Saved entries:
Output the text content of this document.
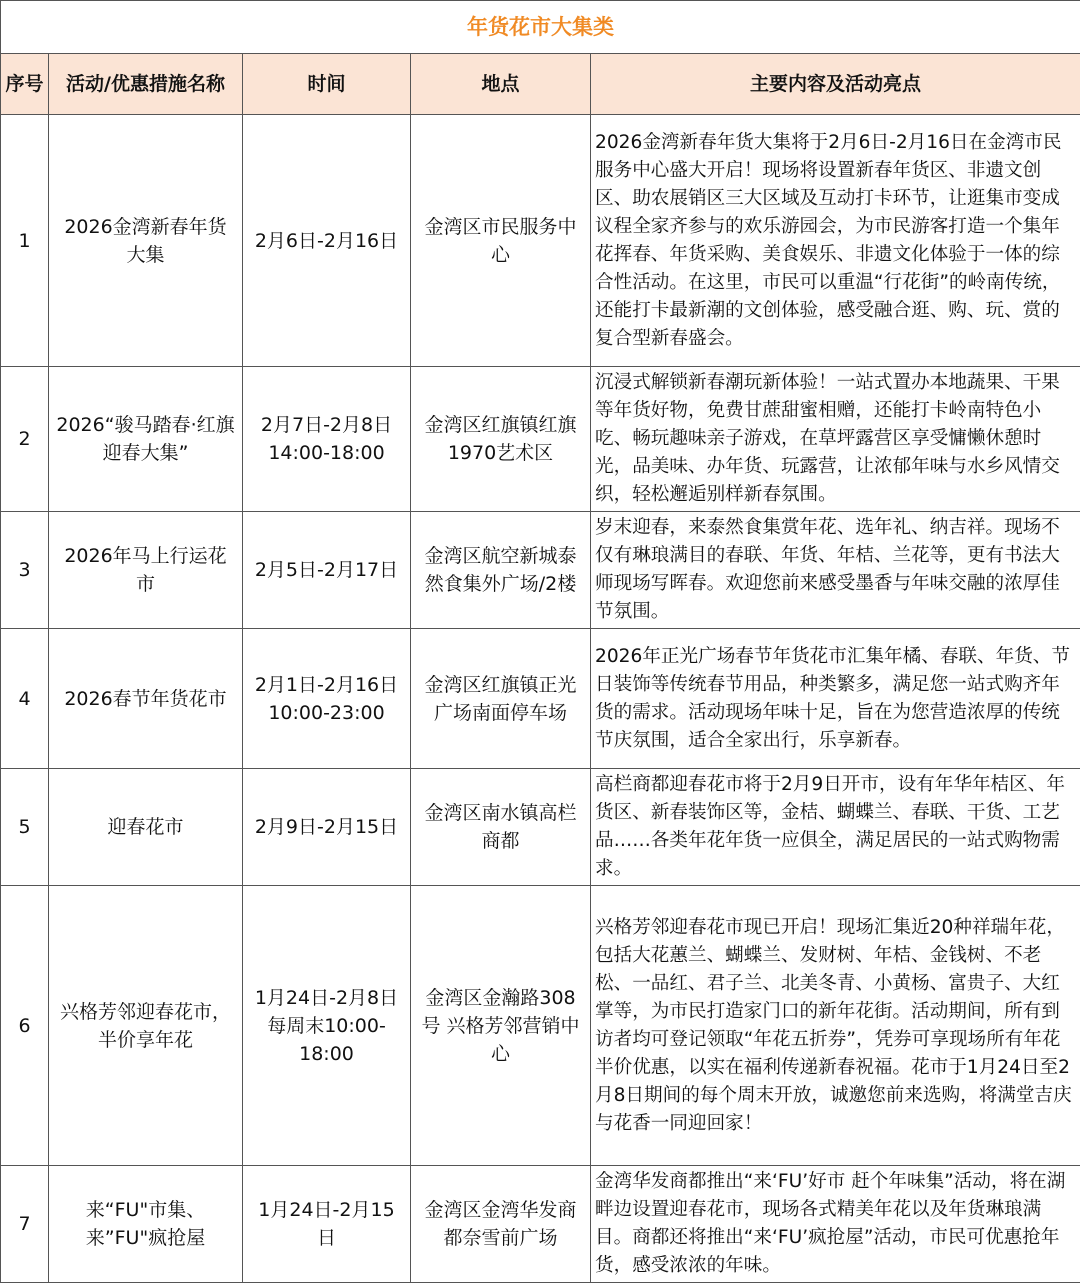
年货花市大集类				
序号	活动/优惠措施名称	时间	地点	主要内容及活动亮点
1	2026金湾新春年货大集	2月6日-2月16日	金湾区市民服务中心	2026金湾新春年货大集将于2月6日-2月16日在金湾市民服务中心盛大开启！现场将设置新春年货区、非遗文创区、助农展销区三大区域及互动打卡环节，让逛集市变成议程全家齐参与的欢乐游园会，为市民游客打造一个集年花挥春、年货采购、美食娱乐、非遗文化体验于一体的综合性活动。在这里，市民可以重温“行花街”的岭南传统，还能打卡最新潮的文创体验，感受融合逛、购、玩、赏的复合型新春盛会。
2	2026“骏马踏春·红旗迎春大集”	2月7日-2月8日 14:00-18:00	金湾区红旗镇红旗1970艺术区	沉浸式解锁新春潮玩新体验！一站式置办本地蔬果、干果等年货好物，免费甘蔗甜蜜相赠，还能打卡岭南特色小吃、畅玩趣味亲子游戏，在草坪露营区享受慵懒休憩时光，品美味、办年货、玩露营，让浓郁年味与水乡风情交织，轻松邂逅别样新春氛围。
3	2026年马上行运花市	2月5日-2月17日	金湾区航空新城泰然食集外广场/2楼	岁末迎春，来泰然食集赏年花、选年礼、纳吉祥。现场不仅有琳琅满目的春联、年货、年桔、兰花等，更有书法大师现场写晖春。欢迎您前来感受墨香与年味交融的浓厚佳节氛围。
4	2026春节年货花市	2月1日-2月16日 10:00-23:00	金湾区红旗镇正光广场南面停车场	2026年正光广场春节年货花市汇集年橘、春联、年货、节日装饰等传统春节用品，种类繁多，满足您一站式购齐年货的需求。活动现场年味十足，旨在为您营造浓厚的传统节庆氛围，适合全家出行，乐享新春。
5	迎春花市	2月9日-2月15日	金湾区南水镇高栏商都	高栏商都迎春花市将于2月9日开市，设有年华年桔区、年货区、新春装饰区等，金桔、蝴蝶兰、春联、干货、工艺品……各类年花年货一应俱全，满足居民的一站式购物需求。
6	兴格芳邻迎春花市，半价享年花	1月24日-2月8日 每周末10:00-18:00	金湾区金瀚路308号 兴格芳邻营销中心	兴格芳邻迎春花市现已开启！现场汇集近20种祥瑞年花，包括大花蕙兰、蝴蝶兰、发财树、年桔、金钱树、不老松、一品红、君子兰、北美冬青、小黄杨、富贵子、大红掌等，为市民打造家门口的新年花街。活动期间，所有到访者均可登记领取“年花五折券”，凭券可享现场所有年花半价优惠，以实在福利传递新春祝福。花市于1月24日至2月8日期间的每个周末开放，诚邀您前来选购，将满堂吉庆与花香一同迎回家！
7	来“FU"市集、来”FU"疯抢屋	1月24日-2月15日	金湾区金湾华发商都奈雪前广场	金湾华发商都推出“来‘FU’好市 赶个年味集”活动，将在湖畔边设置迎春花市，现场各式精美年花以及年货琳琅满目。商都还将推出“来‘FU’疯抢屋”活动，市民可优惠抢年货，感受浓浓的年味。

--

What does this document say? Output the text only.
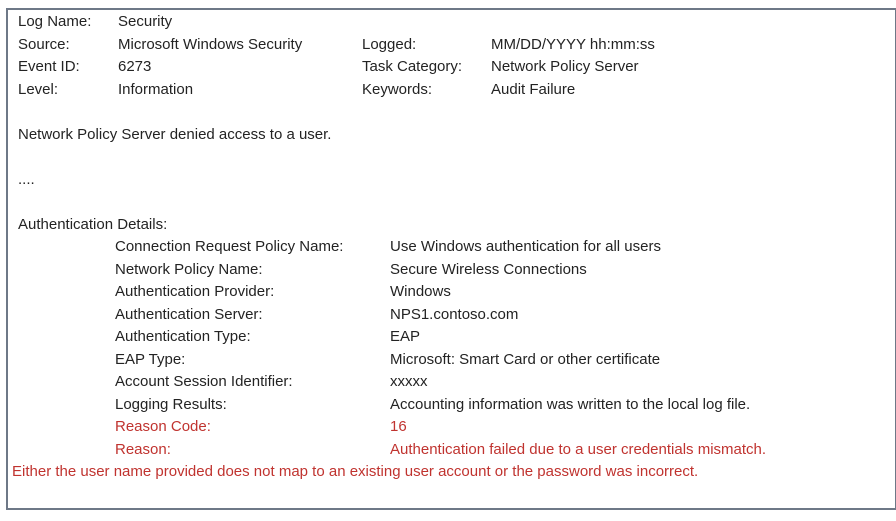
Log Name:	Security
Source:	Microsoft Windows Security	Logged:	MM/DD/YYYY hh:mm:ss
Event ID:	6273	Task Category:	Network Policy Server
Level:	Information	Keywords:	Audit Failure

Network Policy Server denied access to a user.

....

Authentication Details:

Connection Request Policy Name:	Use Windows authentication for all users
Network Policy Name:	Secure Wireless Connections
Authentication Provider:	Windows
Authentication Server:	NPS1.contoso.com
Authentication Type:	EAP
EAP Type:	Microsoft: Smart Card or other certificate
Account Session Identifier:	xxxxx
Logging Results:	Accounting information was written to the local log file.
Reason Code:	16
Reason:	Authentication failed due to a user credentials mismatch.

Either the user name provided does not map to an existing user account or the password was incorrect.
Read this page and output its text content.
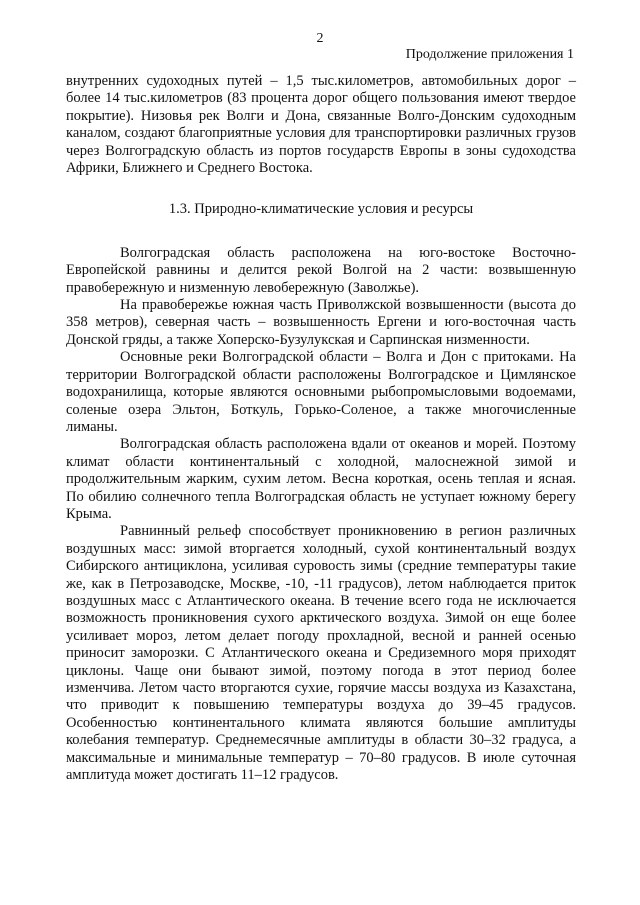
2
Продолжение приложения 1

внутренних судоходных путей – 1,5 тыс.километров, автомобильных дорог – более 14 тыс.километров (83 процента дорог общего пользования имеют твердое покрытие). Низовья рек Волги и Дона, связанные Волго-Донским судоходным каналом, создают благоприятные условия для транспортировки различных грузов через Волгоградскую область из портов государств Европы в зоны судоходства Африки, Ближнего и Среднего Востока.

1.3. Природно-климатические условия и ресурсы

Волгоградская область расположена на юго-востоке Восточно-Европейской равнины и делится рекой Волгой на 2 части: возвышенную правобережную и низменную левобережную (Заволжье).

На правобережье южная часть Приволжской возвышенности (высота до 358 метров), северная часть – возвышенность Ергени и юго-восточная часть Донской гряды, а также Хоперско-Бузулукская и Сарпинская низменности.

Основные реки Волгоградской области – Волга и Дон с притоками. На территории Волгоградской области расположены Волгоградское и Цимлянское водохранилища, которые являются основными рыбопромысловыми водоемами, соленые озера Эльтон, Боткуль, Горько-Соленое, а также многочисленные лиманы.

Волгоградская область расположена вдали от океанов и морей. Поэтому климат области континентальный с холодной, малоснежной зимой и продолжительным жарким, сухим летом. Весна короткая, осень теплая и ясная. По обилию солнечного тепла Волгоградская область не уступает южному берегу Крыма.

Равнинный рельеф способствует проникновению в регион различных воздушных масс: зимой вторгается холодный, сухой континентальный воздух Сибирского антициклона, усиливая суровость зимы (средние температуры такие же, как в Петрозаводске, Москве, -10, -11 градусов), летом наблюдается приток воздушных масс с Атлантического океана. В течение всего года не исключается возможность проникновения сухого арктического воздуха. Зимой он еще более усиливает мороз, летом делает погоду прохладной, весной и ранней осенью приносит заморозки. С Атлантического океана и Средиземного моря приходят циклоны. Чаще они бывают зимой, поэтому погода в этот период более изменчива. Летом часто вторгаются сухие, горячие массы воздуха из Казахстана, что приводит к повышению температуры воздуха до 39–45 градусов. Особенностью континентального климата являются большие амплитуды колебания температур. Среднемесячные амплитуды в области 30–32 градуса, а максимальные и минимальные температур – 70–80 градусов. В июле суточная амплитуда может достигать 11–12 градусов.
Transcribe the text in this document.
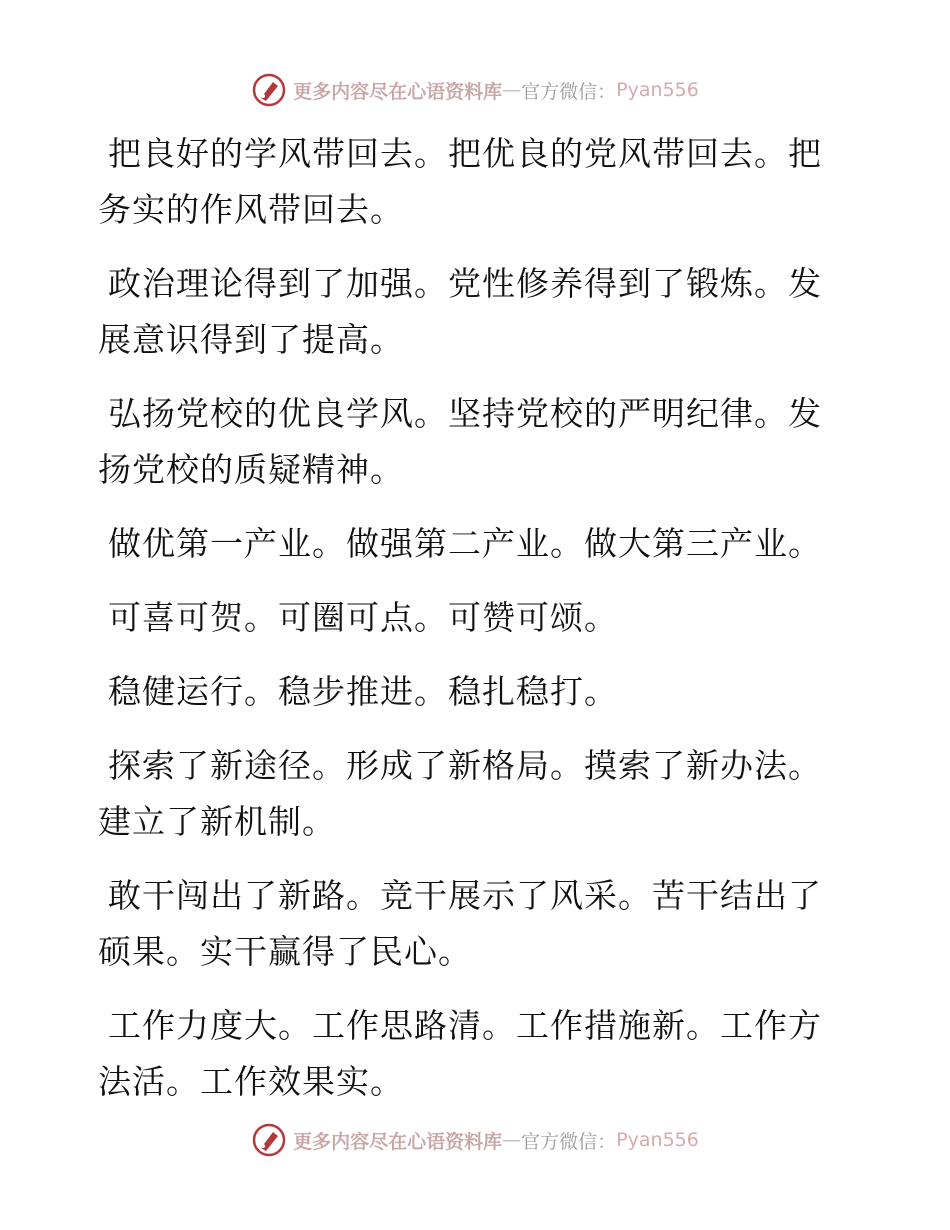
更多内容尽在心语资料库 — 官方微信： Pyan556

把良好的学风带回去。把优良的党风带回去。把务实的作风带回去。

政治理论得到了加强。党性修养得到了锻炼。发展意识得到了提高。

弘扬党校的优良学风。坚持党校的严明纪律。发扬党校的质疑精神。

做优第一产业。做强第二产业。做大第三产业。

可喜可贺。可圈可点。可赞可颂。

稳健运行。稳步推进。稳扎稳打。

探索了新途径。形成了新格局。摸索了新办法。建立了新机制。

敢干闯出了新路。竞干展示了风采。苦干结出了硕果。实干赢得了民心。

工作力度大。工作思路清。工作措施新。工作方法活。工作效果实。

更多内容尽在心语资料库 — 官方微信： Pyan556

What you are asked to do: Identify the lines that hold the word "does". Copy every one of them.

Correct answer:
What does this document say? Output the text only.
Either the user name provided does not map to an existing user account or the password was incorrect.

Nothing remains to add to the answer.